=== Information ===

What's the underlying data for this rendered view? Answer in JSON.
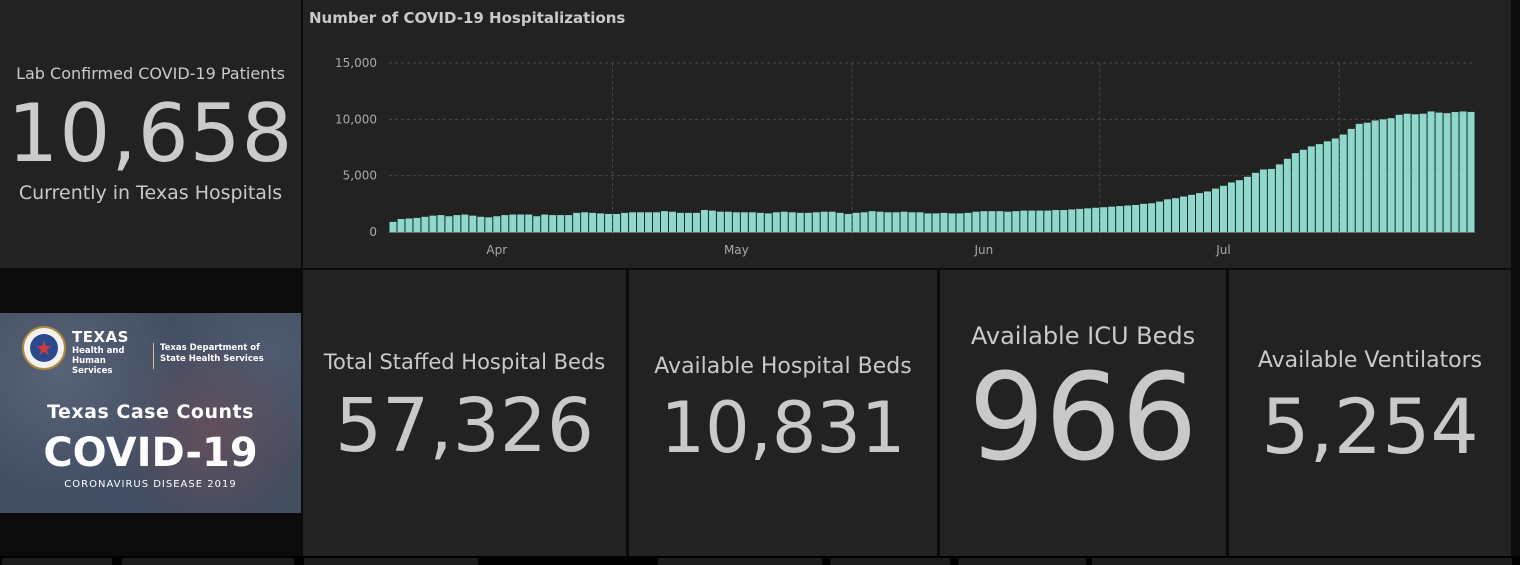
{
  "patients": {
    "label": "Lab Confirmed COVID-19 Patients",
    "count": "10,658",
    "sublabel": "Currently in Texas Hospitals"
  },
  "chart_data": {
    "type": "bar",
    "title": "Number of COVID-19 Hospitalizations",
    "y_ticks": [
      "15,000",
      "10,000",
      "5,000",
      "0"
    ],
    "ylim": [
      0,
      15000
    ],
    "x_ticks": [
      "Apr",
      "May",
      "Jun",
      "Jul"
    ],
    "x_tick_dates": [
      "2020-04-01",
      "2020-05-01",
      "2020-06-01",
      "2020-07-01"
    ],
    "start_date": "2020-03-19",
    "grid": true,
    "color": "#8fd8cc",
    "values": [
      900,
      1150,
      1200,
      1250,
      1350,
      1450,
      1500,
      1400,
      1500,
      1550,
      1450,
      1350,
      1300,
      1400,
      1500,
      1550,
      1550,
      1550,
      1400,
      1550,
      1500,
      1500,
      1500,
      1700,
      1750,
      1700,
      1650,
      1600,
      1600,
      1700,
      1750,
      1750,
      1750,
      1750,
      1850,
      1800,
      1700,
      1700,
      1700,
      1950,
      1900,
      1800,
      1800,
      1750,
      1750,
      1750,
      1700,
      1650,
      1750,
      1800,
      1750,
      1700,
      1700,
      1750,
      1800,
      1800,
      1700,
      1600,
      1700,
      1750,
      1850,
      1800,
      1750,
      1750,
      1800,
      1750,
      1750,
      1650,
      1650,
      1700,
      1650,
      1650,
      1700,
      1800,
      1850,
      1850,
      1850,
      1800,
      1850,
      1900,
      1900,
      1900,
      1900,
      1950,
      1950,
      2000,
      2050,
      2100,
      2150,
      2200,
      2250,
      2300,
      2350,
      2400,
      2500,
      2550,
      2700,
      2900,
      3000,
      3150,
      3300,
      3450,
      3600,
      3850,
      4100,
      4400,
      4600,
      4900,
      5250,
      5550,
      5600,
      6000,
      6500,
      7000,
      7300,
      7600,
      7800,
      8050,
      8300,
      8650,
      9150,
      9600,
      9700,
      9900,
      10000,
      10100,
      10400,
      10500,
      10450,
      10500,
      10700,
      10600,
      10550,
      10650,
      10700,
      10658
    ]
  },
  "banner": {
    "org_main": "TEXAS",
    "org_sub": "Health and Human Services",
    "org_dept": "Texas Department of State Health Services",
    "heading": "Texas Case Counts",
    "covid": "COVID-19",
    "disease": "CORONAVIRUS DISEASE 2019",
    "seal_icon": "texas-seal-icon"
  },
  "stats": [
    {
      "label": "Total Staffed Hospital Beds",
      "value": "57,326"
    },
    {
      "label": "Available Hospital Beds",
      "value": "10,831"
    },
    {
      "label": "Available ICU Beds",
      "value": "966"
    },
    {
      "label": "Available Ventilators",
      "value": "5,254"
    }
  ],
  "colors": {
    "panel": "#222222",
    "background": "#0b0b0b",
    "text": "#c9c9c9",
    "bar": "#8fd8cc"
  }
}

===

Filter the entries and copy out every line with the word "Health".

    "org_sub": "Health and Human Services",
    "org_dept": "Texas Department of State Health Services",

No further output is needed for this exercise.